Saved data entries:
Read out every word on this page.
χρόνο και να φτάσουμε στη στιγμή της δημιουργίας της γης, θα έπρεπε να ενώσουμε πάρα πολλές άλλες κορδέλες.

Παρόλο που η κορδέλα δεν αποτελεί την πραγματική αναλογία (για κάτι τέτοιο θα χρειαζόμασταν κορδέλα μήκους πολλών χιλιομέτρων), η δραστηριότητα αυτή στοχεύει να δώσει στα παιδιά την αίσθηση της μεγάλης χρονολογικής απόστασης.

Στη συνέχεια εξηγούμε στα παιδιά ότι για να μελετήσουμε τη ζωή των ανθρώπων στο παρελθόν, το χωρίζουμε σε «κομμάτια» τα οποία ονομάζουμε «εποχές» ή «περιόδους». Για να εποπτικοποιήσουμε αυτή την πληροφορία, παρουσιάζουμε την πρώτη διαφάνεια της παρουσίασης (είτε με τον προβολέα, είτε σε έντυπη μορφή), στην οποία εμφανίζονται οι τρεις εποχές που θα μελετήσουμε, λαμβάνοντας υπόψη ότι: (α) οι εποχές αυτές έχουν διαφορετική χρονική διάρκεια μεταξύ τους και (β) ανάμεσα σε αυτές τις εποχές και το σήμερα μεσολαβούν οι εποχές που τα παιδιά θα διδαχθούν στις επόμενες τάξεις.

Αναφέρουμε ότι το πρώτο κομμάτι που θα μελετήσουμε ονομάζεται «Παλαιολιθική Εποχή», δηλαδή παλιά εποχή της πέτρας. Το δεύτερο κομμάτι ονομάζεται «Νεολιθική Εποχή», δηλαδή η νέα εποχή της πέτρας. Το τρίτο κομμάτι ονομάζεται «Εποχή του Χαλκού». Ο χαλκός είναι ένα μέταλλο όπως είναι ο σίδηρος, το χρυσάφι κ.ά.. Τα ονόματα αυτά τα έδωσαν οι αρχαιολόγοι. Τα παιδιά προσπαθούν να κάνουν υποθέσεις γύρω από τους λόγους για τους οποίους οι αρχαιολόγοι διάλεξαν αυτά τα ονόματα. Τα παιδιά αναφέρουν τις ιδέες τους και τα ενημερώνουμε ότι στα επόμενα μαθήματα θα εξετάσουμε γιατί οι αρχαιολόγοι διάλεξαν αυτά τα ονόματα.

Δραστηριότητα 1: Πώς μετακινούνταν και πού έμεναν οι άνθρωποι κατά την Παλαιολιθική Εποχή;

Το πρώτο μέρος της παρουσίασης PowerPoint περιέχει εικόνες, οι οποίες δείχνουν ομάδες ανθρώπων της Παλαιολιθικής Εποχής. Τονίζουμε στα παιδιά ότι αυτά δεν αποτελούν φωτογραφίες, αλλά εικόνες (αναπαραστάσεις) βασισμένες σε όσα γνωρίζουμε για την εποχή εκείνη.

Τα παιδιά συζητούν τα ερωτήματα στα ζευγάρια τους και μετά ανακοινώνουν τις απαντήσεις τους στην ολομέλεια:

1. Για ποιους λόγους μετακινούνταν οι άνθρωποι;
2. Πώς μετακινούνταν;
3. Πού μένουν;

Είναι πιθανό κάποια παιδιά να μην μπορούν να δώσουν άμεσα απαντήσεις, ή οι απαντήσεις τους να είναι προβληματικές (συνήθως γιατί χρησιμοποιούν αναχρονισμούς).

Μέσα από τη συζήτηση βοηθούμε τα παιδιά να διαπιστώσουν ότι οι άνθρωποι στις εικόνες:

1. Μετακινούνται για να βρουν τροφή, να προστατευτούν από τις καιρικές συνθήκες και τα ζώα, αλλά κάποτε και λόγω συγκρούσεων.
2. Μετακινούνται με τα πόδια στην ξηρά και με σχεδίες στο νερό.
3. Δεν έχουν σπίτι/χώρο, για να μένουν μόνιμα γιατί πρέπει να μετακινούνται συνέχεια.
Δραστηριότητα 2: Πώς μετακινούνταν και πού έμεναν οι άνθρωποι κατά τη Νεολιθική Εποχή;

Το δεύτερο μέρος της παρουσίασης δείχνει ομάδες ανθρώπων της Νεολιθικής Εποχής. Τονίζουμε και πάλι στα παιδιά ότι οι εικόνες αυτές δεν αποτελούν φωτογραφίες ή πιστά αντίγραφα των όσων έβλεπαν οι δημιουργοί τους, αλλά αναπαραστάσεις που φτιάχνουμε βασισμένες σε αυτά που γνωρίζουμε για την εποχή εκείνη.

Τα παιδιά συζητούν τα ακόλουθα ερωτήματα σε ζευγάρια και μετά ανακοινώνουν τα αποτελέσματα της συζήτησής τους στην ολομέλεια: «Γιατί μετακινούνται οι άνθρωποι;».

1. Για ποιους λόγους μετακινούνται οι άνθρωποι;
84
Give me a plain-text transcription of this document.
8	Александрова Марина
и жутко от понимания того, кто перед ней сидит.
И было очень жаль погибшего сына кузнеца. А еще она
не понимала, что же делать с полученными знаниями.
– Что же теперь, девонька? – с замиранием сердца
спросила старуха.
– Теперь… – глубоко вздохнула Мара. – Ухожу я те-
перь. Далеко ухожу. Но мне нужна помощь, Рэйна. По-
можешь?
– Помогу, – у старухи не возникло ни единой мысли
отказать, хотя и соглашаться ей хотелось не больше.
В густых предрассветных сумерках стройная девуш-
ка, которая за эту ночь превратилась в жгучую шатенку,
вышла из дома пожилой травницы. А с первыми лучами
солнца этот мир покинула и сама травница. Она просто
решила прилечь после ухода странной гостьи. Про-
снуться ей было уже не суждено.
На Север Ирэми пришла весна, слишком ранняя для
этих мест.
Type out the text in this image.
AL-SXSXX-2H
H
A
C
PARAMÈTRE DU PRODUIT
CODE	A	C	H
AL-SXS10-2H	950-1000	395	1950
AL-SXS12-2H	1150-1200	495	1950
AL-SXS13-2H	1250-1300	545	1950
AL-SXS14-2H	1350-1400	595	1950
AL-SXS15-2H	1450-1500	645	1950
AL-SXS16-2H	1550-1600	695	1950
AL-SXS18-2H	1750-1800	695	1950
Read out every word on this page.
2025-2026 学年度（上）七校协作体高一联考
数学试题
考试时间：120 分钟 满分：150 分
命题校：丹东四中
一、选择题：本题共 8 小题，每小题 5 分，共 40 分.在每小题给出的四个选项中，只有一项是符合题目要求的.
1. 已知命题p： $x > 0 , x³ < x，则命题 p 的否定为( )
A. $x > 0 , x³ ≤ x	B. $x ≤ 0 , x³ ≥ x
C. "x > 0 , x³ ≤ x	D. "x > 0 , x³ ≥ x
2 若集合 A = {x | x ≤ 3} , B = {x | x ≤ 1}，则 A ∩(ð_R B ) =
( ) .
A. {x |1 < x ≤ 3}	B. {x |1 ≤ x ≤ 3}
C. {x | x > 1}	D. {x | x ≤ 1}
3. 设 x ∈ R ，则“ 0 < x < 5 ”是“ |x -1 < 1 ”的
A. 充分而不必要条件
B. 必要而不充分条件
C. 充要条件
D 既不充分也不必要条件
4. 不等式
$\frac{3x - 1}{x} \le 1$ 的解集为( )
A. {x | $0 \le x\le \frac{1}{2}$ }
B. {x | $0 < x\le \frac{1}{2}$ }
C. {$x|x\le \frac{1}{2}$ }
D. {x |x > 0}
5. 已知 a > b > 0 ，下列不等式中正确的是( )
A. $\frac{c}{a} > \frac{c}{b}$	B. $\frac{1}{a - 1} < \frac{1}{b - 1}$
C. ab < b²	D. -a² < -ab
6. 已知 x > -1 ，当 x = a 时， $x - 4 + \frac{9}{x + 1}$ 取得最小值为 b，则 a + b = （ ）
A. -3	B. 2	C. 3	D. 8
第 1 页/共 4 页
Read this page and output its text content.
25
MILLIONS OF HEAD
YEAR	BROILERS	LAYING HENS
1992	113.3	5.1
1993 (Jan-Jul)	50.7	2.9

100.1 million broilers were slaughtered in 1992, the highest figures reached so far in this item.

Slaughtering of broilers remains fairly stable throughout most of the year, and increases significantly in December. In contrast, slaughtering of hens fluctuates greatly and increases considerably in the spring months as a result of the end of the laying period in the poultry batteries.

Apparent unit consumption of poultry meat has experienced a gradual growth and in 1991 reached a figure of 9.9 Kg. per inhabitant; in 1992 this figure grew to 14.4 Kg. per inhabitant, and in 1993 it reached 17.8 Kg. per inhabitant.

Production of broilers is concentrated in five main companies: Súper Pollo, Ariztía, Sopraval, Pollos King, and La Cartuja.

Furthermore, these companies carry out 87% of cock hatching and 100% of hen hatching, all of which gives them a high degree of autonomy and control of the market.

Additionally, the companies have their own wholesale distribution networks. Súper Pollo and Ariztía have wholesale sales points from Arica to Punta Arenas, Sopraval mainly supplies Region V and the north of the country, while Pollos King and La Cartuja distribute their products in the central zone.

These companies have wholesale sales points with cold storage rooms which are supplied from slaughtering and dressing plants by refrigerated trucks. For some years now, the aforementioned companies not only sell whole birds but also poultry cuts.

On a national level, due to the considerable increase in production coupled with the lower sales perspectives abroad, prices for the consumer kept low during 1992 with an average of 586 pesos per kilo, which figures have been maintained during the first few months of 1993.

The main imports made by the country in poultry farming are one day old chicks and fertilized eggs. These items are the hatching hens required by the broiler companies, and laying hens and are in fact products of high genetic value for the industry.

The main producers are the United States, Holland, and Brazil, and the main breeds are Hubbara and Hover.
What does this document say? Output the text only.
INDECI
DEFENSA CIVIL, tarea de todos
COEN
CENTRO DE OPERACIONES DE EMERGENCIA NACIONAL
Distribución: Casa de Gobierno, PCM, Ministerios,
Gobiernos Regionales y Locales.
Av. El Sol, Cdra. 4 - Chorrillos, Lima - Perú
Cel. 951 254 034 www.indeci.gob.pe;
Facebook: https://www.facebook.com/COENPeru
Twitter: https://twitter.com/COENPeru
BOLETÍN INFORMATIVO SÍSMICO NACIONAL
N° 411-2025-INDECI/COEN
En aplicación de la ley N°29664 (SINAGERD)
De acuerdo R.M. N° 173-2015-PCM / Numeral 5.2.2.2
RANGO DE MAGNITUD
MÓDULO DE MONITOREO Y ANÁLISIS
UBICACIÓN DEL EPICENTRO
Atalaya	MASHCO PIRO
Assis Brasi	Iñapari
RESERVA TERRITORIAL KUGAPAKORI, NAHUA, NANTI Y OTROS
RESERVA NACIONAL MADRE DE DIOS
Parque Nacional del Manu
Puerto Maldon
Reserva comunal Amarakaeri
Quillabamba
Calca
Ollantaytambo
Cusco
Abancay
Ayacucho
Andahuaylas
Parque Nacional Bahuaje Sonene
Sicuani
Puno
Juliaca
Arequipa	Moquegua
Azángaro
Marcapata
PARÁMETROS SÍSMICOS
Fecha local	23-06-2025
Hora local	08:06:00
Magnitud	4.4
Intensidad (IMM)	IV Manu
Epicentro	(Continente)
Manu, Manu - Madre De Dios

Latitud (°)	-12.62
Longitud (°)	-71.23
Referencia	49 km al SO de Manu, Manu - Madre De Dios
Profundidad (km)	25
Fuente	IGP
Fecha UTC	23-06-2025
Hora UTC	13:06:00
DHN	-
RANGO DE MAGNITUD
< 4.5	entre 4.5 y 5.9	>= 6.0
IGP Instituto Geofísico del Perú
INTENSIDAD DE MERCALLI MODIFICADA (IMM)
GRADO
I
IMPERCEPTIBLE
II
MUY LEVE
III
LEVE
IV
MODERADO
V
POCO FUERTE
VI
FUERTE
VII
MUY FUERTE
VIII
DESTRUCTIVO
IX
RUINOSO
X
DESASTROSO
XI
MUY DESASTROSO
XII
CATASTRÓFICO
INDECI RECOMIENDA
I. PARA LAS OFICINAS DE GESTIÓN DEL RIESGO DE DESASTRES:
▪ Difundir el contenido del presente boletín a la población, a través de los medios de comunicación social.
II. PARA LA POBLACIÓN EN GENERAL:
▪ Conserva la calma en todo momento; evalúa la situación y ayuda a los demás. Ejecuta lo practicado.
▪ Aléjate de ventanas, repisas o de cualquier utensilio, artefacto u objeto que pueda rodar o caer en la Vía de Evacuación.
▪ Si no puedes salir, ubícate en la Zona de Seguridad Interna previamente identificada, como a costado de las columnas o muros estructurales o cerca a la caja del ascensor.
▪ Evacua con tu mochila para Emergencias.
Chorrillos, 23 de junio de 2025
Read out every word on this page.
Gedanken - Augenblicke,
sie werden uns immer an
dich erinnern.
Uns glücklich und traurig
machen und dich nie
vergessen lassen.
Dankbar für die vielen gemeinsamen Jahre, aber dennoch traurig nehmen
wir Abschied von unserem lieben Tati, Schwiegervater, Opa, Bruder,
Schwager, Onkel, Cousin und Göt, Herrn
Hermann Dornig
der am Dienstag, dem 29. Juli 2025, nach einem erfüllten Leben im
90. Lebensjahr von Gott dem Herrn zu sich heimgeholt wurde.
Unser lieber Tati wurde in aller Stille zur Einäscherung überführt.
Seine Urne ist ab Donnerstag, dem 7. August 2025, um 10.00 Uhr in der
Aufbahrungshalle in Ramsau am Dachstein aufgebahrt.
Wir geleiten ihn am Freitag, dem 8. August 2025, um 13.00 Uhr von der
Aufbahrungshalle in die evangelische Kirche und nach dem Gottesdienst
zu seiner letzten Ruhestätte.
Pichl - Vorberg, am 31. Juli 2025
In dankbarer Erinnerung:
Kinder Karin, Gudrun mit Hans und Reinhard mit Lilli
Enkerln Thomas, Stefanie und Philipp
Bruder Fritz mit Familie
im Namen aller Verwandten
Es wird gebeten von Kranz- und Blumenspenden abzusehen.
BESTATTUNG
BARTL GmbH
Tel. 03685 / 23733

Task instructions - State, as a number only, how many lines in the entries include "απαντήσεις".

Correct output - 2